■ Brief 1 ■
Copy the records from the line with "series-line-mass-scaling (112, 359, 296, 584)" up to and including the line with "data-point (157, 552, 163, 558)", keeping every line unchanged.

■ Text to read ■
For this study, the TRPO agent was implemented using the RL Designer app within MATLAB. TRPO was selected due to its robust approach to policy optimization, enforcing constraints on policy updates to ensure stable learning, which is particularly advantageous in complex, non-linear optimization problems like airfoil shape optimization.
TRPO is an RL algorithm that focuses on improving policies in a stable and reliable manner. It achieves this by ensuring that each update to the policy is small enough to prevent instability. This is done through the concept of a "trust region," which keeps policy updates within a safe boundary to avoid drastic changes that could destabilize learning. TRPO uses mathematical constraints to guarantee that the new policy stays near the old one, thereby maintaining stability while still allowing for incremental improvements. This method is particularly useful for environments where stable learning and reliable policy updates are crucial [18].
By leveraging these properties, TRPO ensures that the optimization process remains steady and efficient, making it well-suited for airfoil shape optimization, where minor modifications in geometry can have significant aerodynamic effects.
Hyperparameters for TRPO agent:
To ensure effective training, the following key hyperparameters were employed:
Learning rate: 0.001
Discount factor (γ): 0.99
Exploration-exploitation balance: Adaptive exploration through a stochastic policy, allowing for a dynamic balance between exploration and exploitation based on the agent's performance.
The selection of these hyperparameters was driven by empirical studies and best practices in reinforcement learning. The learning rate of 0.001 was chosen as a widely recommended value that balances convergence speed and stability, preventing oscillations during training. This choice was validated through a grid search method, where multiple learning rates were tested, and the one yielding the most stable and efficient convergence was selected.
The discount factor (γ=0.99) ensures that the agent effectively values long-term rewards, which is crucial in airfoil optimization, as future aerodynamic states significantly influence overall performance. The adaptive exploration mechanism was implemented to dynamically adjust the agent’s exploration behavior, ensuring sufficient exploration of the action space while maintaining the ability to converge on optimal policies.
By carefully tuning these hyperparameters, the TRPO agent demonstrated stable and efficient learning, contributing to enhanced optimization of airfoil shapes across the selected NACA profiles.
2.3 Simulation and testing using ANSYS fluent
The aerodynamic performance of the airfoils was analyzed using ANSYS Fluent with the SST k-omega model, suitable for high Reynolds number flow conditions, with a Reynolds number set to 106. This setup is representative of practical aerodynamic applications [19]. The angles of attack (AoAs) tested in the analysis ranged from -8° to 20°, ensuring a comprehensive evaluation of aerodynamic performance across both negative and positive lift conditions. This broad range allowed for an in-depth comparison between the conventional and TRPO-optimized NACA 2412 airfoils, capturing key aerodynamic trends such as lift generation, drag behavior, and stall characteristics.

■ Data for processing ■
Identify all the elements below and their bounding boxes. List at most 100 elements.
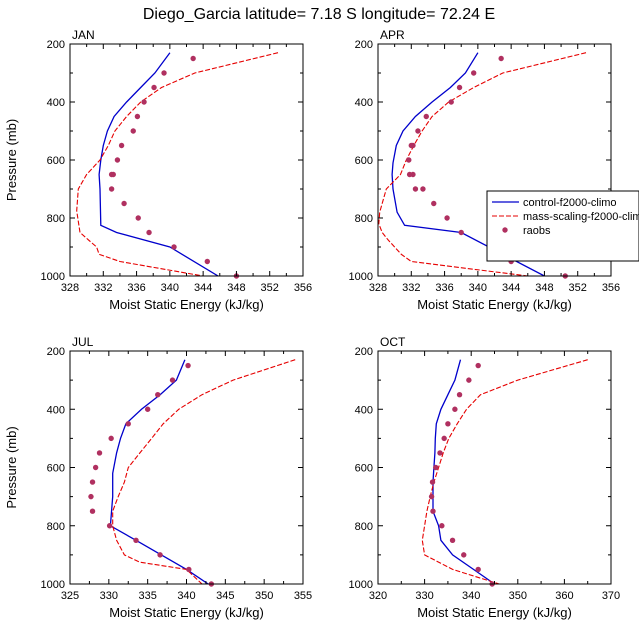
series-line-mass-scaling (112, 359, 296, 584)
y-tick-label: 400 (355, 404, 373, 416)
legend-label: mass-scaling-f2000-climo (523, 211, 639, 223)
y-tick-label: 400 (355, 97, 373, 109)
figure-title: Diego_Garcia latitude= 7.18 S longitude=… (143, 6, 495, 23)
data-point (428, 493, 435, 500)
data-point (444, 215, 450, 221)
data-point (466, 377, 472, 383)
panel-title: JAN (72, 28, 95, 42)
data-point (452, 406, 458, 412)
x-tick-label: 344 (502, 282, 520, 294)
x-tick-label: 328 (369, 282, 387, 294)
x-tick-label: 335 (138, 590, 156, 602)
x-tick-label: 332 (94, 282, 112, 294)
x-tick-label: 350 (509, 590, 527, 602)
x-tick-label: 356 (602, 282, 620, 294)
data-point (470, 70, 477, 76)
data-point (169, 377, 176, 383)
series-line-control (432, 359, 495, 584)
y-tick-label: 800 (355, 521, 373, 533)
x-tick-label: 360 (555, 590, 573, 602)
x-tick-label: 332 (402, 282, 420, 294)
data-point (408, 142, 414, 149)
data-point (461, 552, 467, 558)
data-point (108, 171, 115, 178)
y-tick-label: 600 (47, 463, 65, 475)
x-tick-label: 356 (294, 282, 312, 294)
data-point (415, 128, 421, 134)
data-point (406, 157, 412, 163)
data-point (190, 55, 196, 62)
y-tick-label: 600 (47, 155, 65, 167)
x-tick-label: 340 (161, 282, 179, 294)
data-point (157, 552, 163, 558)
series-raobs (406, 55, 568, 279)
series-line-mass-scaling (76, 52, 279, 276)
data-point (475, 566, 481, 573)
y-axis-label: Pressure (mb) (4, 426, 19, 508)
data-point (171, 244, 177, 250)
y-tick-label: 200 (47, 346, 65, 358)
plot-frame (69, 43, 304, 277)
x-tick-label: 352 (261, 282, 279, 294)
data-point (412, 186, 419, 192)
legend-box (486, 190, 639, 262)
data-point (144, 406, 151, 412)
series-line-mass-scaling (378, 52, 587, 276)
data-point (433, 464, 439, 471)
x-tick-label: 355 (294, 590, 312, 602)
data-point (430, 508, 436, 514)
legend: control-f2000-climo mass-scaling-f2000-cl… (486, 190, 639, 262)
data-point (458, 229, 464, 236)
x-tick-label: 370 (602, 590, 620, 602)
data-point (448, 99, 454, 105)
y-tick-label: 200 (47, 39, 65, 51)
data-point (456, 391, 463, 398)
panel-title: JUL (72, 335, 94, 349)
data-point (431, 200, 437, 207)
data-point (114, 157, 121, 163)
y-tick-label: 200 (355, 39, 373, 51)
data-point (135, 215, 141, 221)
data-point (449, 537, 456, 544)
x-tick-label: 340 (462, 590, 480, 602)
data-point (151, 84, 157, 91)
x-tick-label: 336 (127, 282, 145, 294)
x-tick-label: 320 (369, 590, 387, 602)
x-tick-label: 350 (255, 590, 273, 602)
x-tick-label: 340 (469, 282, 487, 294)
data-point (420, 186, 426, 192)
y-tick-label: 800 (47, 213, 65, 225)
y-tick-label: 600 (355, 463, 373, 475)
data-point (445, 421, 451, 427)
y-tick-label: 600 (355, 155, 373, 167)
x-tick-label: 330 (415, 590, 433, 602)
data-point (108, 186, 115, 192)
y-tick-label: 800 (47, 521, 65, 533)
data-point (185, 362, 191, 369)
data-point (118, 142, 125, 149)
series-raobs (88, 362, 215, 587)
data-point (125, 421, 131, 427)
plot-frame (69, 350, 304, 585)
legend-swatch-raobs (502, 227, 508, 233)
data-point (456, 84, 463, 91)
series-line-control (391, 52, 545, 276)
data-point (204, 258, 211, 265)
x-tick-label: 344 (194, 282, 212, 294)
chart-jul: 325 330 335 340 345 350 355 200 400 600 800 1000 JUL… (4, 335, 312, 620)
data-point (141, 99, 147, 105)
data-point (106, 523, 113, 529)
data-point (441, 435, 447, 442)
x-axis-label: Moist Static Energy (kJ/kg) (417, 605, 572, 620)
data-point (108, 435, 114, 442)
y-tick-label: 1000 (41, 579, 65, 591)
data-point (89, 508, 96, 514)
data-point (130, 128, 136, 134)
chart-apr: 328 332 336 340 344 348 352 356 200 400 600 800 1000… (349, 28, 621, 312)
x-axis-label: Moist Static Energy (kJ/kg) (109, 297, 264, 312)
chart-oct: 320 330 340 350 360 370 200 400 600 800 1000 OCT Moi… (349, 335, 621, 620)
plot-frame (377, 350, 612, 585)
panel-title: APR (380, 28, 405, 42)
data-point (498, 55, 504, 62)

■ Brief 2 ■
Translate this sentence from the text on airfoil shape optimization into Spanish: "TRPO is an RL algorithm that focuses on improving policies in a stable and reliable manner."

■ Task output 1 ■
series-line-mass-scaling (112, 359, 296, 584)
y-tick-label: 400 (355, 404, 373, 416)
legend-label: mass-scaling-f2000-climo (523, 211, 639, 223)
y-tick-label: 400 (355, 97, 373, 109)
figure-title: Diego_Garcia latitude= 7.18 S longitude=… (143, 6, 495, 23)
data-point (428, 493, 435, 500)
data-point (444, 215, 450, 221)
data-point (466, 377, 472, 383)
panel-title: JAN (72, 28, 95, 42)
data-point (452, 406, 458, 412)
x-tick-label: 344 (502, 282, 520, 294)
x-tick-label: 328 (369, 282, 387, 294)
x-tick-label: 335 (138, 590, 156, 602)
x-tick-label: 332 (94, 282, 112, 294)
x-tick-label: 350 (509, 590, 527, 602)
x-tick-label: 356 (602, 282, 620, 294)
data-point (470, 70, 477, 76)
data-point (169, 377, 176, 383)
series-line-control (432, 359, 495, 584)
y-tick-label: 800 (355, 521, 373, 533)
x-tick-label: 360 (555, 590, 573, 602)
x-tick-label: 332 (402, 282, 420, 294)
data-point (408, 142, 414, 149)
data-point (461, 552, 467, 558)
data-point (108, 171, 115, 178)
y-tick-label: 600 (47, 463, 65, 475)
x-tick-label: 356 (294, 282, 312, 294)
data-point (415, 128, 421, 134)
data-point (406, 157, 412, 163)
data-point (190, 55, 196, 62)
y-tick-label: 600 (47, 155, 65, 167)
x-tick-label: 340 (161, 282, 179, 294)
data-point (157, 552, 163, 558)

■ Task output 2 ■
TRPO es un algoritmo de RL que se centra en mejorar las políticas de manera estable y fiable.